SET EXERCISE
Copy out all lines of the records in which the word "text" appears.

PROVIDED RECORDS
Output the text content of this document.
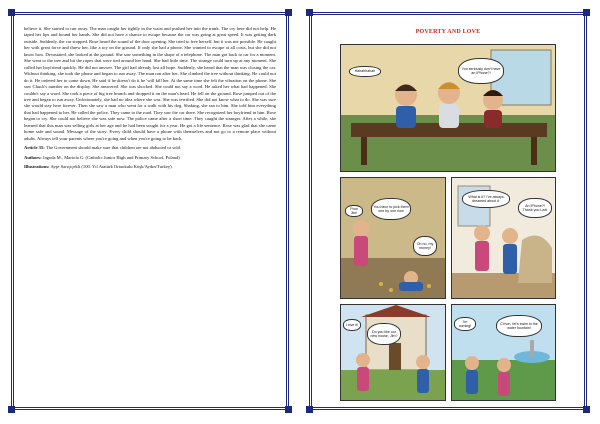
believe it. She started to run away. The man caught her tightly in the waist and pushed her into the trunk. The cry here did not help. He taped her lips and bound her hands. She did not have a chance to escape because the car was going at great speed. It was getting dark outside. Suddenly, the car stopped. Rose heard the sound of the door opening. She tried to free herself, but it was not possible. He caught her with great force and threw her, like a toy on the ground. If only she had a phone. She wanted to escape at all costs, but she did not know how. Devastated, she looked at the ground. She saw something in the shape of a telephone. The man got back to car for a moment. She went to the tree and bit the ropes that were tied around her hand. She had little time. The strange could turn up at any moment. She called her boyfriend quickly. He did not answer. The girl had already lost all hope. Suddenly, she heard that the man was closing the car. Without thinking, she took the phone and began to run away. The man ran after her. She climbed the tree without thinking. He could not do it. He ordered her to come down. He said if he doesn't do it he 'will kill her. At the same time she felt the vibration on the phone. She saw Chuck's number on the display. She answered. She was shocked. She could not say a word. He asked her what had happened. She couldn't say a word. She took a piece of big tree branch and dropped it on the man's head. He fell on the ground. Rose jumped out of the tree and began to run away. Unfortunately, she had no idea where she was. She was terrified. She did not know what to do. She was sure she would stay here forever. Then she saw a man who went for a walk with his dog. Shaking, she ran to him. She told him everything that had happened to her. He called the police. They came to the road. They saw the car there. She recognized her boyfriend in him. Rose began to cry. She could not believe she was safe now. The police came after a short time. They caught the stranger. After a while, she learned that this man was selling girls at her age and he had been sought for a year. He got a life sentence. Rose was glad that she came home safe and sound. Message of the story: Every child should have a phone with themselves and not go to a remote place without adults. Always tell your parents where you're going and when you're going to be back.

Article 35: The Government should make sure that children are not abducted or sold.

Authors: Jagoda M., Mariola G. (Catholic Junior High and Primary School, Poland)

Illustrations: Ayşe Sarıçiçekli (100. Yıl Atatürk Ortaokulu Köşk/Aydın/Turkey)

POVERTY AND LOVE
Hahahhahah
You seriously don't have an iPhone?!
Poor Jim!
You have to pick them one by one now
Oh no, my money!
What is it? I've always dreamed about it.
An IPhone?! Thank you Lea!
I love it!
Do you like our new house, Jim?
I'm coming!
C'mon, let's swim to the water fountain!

...

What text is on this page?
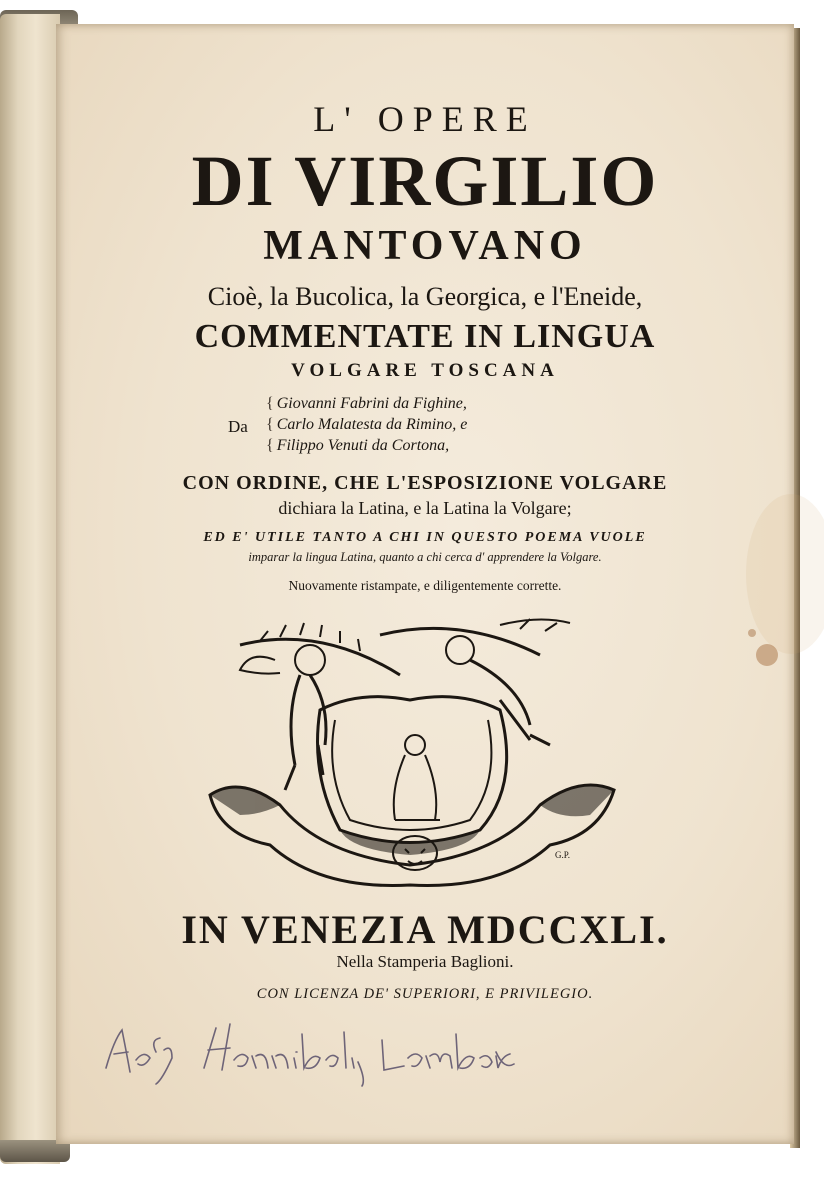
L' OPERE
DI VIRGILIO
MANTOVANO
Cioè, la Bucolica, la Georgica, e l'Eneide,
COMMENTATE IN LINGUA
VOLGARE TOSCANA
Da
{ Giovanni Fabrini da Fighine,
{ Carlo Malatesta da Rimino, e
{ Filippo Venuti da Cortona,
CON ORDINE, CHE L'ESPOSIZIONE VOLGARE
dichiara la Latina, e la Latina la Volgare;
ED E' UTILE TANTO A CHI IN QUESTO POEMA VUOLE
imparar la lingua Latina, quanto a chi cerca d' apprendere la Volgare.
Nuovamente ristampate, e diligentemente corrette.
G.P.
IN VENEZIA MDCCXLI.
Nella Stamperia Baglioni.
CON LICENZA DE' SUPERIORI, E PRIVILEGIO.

WRITTEN ANSWER
Output the text content of this document.
What text is on this page?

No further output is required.